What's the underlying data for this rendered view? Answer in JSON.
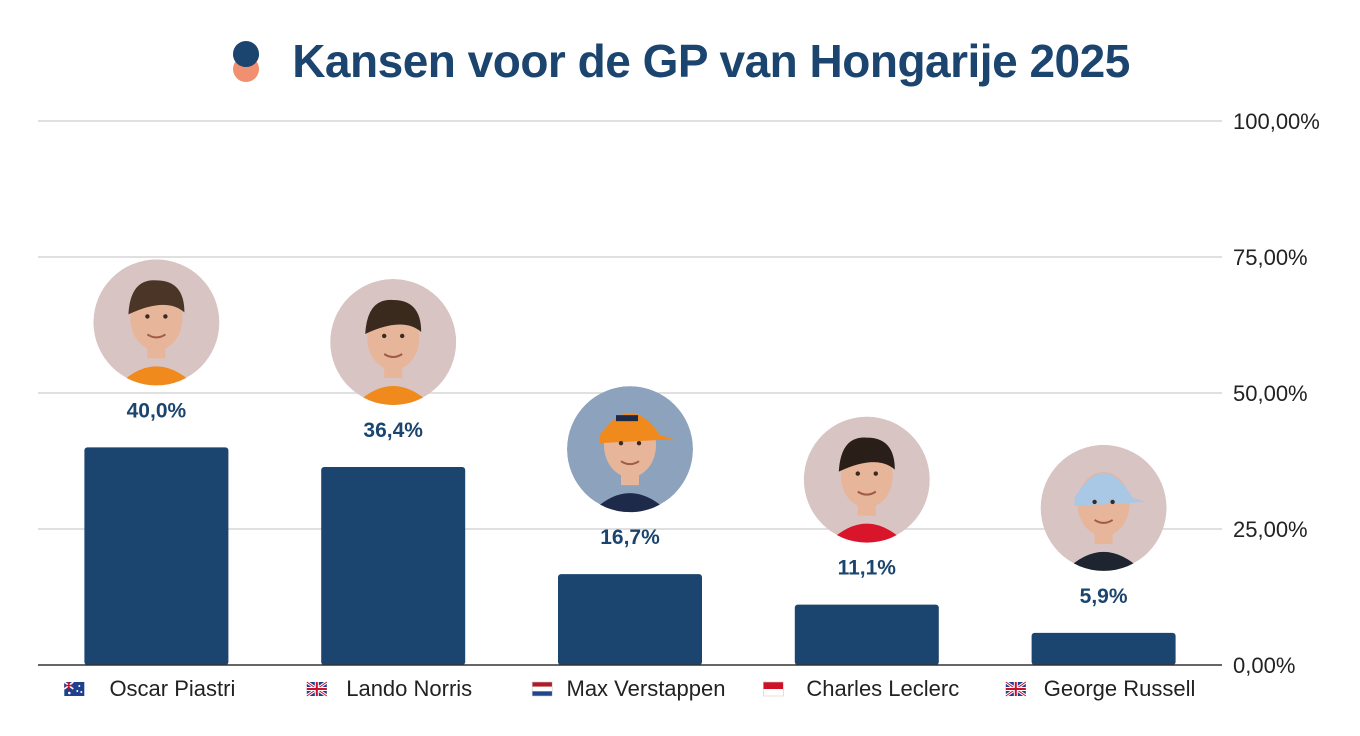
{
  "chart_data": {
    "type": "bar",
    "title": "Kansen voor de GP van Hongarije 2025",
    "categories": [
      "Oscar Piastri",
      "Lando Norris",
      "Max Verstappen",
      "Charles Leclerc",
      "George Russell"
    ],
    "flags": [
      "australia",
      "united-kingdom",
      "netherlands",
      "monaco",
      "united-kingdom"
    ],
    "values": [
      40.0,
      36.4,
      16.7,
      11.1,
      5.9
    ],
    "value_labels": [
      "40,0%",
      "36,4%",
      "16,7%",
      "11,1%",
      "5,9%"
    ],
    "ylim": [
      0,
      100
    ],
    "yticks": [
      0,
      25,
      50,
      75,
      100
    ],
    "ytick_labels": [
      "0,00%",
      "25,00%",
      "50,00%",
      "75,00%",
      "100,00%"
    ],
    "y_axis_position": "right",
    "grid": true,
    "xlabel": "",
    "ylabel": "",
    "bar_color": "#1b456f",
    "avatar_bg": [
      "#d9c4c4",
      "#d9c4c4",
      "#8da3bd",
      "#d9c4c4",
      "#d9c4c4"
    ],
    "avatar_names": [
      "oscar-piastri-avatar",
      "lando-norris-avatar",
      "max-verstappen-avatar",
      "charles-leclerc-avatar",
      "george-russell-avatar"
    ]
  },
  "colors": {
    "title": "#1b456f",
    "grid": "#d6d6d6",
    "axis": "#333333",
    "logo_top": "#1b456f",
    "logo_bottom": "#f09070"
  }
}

==

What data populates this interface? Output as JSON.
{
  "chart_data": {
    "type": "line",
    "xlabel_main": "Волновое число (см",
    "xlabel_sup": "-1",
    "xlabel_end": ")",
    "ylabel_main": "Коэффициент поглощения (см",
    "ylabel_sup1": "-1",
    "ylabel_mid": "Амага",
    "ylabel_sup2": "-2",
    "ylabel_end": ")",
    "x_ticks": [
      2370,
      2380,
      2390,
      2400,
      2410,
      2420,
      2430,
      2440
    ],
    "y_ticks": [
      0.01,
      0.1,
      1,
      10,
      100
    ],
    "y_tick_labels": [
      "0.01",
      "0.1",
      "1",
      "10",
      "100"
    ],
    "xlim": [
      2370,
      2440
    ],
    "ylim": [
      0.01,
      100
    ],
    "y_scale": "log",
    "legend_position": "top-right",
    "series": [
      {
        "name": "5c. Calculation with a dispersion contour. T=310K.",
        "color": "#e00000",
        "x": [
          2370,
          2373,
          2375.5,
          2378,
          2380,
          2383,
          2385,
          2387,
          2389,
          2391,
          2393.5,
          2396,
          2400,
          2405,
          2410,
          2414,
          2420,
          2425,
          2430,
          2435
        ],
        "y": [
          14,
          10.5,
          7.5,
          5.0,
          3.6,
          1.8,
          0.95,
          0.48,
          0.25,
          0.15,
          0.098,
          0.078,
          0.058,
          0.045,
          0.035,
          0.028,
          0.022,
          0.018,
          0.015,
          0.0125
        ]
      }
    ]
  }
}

— WHAT NEEDS TO BE DONE —
Using the records above, gather all lines where the string "this" is present.

— EXERCISE OUTPUT —
What's the underlying data for this rendered view? Answer in JSON.
What data populates this interface? Output as JSON.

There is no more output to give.